## Start Data for this task

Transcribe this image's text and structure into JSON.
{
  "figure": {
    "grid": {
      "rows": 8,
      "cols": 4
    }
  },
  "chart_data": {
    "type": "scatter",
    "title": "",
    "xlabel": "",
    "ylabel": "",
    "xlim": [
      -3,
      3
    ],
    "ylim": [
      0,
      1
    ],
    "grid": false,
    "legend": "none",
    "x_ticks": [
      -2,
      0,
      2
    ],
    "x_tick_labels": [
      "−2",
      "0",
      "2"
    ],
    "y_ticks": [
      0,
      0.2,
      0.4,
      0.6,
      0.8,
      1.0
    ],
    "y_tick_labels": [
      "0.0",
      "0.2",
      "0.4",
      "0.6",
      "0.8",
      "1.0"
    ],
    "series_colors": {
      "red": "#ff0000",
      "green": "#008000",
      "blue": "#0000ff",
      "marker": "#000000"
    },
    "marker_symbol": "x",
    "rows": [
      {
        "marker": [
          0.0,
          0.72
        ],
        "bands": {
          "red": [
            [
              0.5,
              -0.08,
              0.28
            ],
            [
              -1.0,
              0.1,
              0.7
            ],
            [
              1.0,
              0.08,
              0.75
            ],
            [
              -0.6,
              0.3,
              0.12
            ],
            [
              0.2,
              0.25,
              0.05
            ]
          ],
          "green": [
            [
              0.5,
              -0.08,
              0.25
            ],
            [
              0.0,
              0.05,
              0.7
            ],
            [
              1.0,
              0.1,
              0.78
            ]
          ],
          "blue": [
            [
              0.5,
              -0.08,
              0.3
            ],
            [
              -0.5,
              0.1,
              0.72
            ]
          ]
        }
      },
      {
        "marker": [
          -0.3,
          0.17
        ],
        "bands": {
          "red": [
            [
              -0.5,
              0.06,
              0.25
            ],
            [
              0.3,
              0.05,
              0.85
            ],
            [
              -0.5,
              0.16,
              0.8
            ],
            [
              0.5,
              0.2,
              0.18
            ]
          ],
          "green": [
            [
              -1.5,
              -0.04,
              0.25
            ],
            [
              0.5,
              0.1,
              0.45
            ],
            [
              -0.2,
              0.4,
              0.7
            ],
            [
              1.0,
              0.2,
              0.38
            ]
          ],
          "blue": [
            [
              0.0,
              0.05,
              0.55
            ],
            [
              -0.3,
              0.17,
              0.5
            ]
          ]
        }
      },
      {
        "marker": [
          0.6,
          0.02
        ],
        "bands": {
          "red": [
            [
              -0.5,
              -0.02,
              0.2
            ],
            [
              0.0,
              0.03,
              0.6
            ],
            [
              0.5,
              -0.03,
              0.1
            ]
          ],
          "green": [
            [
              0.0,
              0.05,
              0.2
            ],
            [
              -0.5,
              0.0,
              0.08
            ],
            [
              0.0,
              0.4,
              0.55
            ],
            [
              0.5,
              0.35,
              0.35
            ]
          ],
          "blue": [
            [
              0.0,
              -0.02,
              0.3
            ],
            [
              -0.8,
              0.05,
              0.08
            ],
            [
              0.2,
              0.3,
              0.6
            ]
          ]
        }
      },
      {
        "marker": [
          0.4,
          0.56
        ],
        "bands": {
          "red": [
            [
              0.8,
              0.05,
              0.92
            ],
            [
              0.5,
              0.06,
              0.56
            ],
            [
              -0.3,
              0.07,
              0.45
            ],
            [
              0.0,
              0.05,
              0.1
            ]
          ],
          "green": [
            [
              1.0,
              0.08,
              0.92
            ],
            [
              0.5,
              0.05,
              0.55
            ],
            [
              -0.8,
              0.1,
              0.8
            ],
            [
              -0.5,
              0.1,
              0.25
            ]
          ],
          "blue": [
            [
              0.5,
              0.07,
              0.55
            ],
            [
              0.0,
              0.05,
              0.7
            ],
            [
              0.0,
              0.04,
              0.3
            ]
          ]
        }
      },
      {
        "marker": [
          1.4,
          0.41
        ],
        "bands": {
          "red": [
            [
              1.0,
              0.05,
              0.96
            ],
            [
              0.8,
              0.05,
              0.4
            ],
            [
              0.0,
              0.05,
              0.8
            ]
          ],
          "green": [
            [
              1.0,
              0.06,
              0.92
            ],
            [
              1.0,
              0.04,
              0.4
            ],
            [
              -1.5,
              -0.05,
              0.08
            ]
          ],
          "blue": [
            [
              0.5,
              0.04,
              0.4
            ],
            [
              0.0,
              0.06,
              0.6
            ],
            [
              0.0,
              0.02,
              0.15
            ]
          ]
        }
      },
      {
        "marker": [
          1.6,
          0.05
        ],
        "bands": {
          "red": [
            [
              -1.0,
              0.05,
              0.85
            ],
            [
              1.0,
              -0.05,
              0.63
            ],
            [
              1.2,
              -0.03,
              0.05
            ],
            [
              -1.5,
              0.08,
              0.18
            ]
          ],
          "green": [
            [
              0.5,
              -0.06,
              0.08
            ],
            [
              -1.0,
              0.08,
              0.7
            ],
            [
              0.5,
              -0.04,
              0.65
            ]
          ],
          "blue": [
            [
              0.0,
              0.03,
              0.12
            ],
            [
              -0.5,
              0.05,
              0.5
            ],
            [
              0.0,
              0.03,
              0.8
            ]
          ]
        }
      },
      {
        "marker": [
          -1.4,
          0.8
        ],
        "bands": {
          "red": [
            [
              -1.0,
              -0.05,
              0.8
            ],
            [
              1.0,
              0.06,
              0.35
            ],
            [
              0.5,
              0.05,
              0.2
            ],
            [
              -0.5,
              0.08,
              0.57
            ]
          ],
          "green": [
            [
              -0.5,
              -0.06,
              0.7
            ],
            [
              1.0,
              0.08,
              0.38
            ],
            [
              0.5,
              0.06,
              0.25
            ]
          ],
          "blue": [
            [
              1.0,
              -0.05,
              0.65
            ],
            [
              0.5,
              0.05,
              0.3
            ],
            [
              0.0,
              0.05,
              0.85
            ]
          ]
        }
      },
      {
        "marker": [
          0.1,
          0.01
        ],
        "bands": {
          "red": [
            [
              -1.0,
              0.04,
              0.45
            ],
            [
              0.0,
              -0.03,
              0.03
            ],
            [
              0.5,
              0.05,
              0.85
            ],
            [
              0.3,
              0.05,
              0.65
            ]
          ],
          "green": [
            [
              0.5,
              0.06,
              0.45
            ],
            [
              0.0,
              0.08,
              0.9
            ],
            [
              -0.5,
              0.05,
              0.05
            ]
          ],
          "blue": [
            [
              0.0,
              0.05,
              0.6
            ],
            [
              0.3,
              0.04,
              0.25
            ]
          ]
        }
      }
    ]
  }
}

## End Data for this task
## Start Data for this task

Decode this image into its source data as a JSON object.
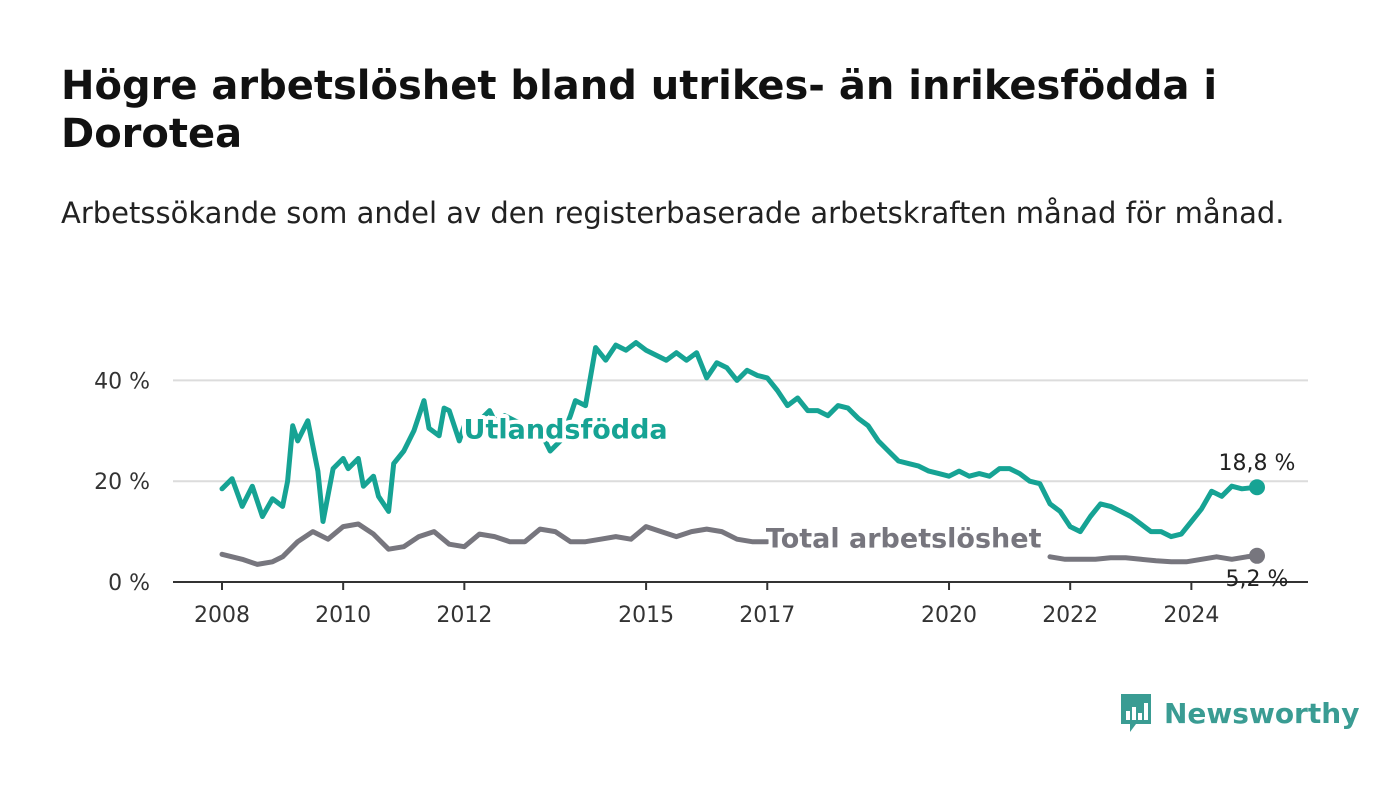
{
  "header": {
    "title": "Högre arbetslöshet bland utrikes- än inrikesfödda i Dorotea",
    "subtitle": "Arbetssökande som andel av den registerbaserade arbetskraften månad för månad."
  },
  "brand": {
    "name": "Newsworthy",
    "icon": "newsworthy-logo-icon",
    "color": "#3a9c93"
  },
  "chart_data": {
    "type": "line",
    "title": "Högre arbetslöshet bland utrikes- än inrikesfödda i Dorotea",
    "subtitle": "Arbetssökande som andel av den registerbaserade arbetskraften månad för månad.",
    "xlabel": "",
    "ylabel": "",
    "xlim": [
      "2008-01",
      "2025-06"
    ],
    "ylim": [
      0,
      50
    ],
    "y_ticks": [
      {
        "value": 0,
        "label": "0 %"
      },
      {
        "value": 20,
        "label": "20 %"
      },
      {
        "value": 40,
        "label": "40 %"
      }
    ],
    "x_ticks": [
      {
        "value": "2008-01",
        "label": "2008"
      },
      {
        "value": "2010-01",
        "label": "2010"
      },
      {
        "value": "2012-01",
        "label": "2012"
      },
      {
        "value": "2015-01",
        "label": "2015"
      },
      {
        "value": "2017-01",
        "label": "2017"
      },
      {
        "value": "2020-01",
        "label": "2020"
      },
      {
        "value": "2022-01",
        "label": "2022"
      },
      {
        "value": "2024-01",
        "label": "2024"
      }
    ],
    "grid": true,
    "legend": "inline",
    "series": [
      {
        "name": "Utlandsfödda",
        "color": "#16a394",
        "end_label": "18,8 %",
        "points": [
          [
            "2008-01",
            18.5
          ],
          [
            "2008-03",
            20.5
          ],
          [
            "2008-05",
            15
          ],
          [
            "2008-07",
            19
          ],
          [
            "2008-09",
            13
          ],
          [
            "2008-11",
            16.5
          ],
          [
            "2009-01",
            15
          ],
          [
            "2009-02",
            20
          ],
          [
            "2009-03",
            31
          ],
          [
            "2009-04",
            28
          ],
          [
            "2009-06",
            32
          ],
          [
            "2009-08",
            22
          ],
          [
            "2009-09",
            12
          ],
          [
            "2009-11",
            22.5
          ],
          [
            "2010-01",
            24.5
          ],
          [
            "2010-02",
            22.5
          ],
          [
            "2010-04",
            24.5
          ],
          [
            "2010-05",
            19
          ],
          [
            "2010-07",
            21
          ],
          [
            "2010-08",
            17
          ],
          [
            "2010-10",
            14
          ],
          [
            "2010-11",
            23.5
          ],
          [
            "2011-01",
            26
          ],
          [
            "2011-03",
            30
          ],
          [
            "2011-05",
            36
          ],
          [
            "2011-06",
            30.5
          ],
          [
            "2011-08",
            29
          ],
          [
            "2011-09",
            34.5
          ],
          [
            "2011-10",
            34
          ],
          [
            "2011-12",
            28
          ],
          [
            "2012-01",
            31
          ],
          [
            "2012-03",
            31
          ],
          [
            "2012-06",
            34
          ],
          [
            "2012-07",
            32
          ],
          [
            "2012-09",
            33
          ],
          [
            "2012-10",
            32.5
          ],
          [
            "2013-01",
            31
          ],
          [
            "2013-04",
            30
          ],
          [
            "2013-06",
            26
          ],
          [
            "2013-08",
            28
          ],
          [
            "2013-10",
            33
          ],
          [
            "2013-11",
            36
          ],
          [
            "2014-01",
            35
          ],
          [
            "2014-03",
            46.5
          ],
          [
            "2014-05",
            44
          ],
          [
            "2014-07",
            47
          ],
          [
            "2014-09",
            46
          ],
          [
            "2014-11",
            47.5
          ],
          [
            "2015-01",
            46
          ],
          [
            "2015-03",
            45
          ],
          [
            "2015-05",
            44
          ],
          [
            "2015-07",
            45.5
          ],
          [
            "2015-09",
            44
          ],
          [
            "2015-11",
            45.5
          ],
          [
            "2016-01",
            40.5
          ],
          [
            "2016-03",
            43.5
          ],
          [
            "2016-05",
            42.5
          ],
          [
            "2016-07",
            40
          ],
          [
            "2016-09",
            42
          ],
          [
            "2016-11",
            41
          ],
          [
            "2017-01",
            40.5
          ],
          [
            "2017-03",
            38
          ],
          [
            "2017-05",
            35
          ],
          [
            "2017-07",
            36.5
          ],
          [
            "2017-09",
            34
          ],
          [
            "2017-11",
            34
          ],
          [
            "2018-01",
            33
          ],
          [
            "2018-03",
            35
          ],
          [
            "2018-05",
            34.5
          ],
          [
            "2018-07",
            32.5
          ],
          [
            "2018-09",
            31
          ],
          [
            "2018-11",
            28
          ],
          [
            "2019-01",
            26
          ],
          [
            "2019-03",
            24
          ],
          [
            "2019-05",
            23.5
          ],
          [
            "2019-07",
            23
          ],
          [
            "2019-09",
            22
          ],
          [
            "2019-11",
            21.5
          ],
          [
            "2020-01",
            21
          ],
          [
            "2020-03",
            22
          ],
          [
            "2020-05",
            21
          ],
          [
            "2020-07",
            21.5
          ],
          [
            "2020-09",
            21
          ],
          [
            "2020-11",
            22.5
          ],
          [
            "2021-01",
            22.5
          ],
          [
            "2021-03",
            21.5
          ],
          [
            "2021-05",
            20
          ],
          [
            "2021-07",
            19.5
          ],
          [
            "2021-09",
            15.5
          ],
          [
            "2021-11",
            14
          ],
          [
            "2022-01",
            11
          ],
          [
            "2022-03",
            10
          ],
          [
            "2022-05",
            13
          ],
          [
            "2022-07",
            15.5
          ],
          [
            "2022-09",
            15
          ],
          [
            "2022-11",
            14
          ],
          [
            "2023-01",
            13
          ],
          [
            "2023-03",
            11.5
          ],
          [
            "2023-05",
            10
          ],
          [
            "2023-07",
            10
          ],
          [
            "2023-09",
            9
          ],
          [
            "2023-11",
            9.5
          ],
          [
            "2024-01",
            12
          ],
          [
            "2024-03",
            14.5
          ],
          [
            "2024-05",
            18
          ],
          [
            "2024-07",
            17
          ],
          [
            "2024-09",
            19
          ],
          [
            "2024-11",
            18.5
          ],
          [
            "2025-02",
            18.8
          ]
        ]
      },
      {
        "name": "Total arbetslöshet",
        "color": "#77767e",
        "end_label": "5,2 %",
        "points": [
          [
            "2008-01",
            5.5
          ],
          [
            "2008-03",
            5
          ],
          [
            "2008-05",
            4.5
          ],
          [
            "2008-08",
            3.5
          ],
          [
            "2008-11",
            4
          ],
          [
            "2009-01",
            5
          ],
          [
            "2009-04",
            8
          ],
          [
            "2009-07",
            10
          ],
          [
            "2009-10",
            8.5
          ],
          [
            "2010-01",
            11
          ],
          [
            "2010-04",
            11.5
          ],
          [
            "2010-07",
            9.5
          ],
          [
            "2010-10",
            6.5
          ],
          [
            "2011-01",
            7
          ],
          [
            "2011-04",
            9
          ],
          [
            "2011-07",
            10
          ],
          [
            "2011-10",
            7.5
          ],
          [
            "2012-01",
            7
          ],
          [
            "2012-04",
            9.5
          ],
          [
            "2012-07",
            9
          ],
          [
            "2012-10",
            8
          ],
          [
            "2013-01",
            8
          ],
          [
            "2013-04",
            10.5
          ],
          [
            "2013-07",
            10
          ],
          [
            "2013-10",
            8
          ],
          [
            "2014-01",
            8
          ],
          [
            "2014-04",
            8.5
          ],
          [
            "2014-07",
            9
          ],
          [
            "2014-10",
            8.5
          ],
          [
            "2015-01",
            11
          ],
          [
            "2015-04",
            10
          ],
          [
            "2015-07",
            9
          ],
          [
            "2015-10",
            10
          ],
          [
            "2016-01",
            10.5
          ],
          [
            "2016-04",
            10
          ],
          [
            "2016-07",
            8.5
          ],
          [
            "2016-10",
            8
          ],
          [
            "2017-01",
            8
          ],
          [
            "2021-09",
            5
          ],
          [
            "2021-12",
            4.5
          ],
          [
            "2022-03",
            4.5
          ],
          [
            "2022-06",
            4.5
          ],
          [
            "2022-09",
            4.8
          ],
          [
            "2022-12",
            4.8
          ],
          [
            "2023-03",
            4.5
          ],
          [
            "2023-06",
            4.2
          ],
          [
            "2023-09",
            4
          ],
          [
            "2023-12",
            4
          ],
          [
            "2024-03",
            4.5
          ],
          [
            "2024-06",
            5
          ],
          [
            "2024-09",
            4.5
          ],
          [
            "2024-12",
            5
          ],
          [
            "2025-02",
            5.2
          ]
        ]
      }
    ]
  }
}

## End Data for this task

## Stated problem
From the records above, copy every line that holds the word "registerbaserade".

## Output for this exercise
    "subtitle": "Arbetssökande som andel av den registerbaserade arbetskraften månad för månad."
    "subtitle": "Arbetssökande som andel av den registerbaserade arbetskraften månad för månad.",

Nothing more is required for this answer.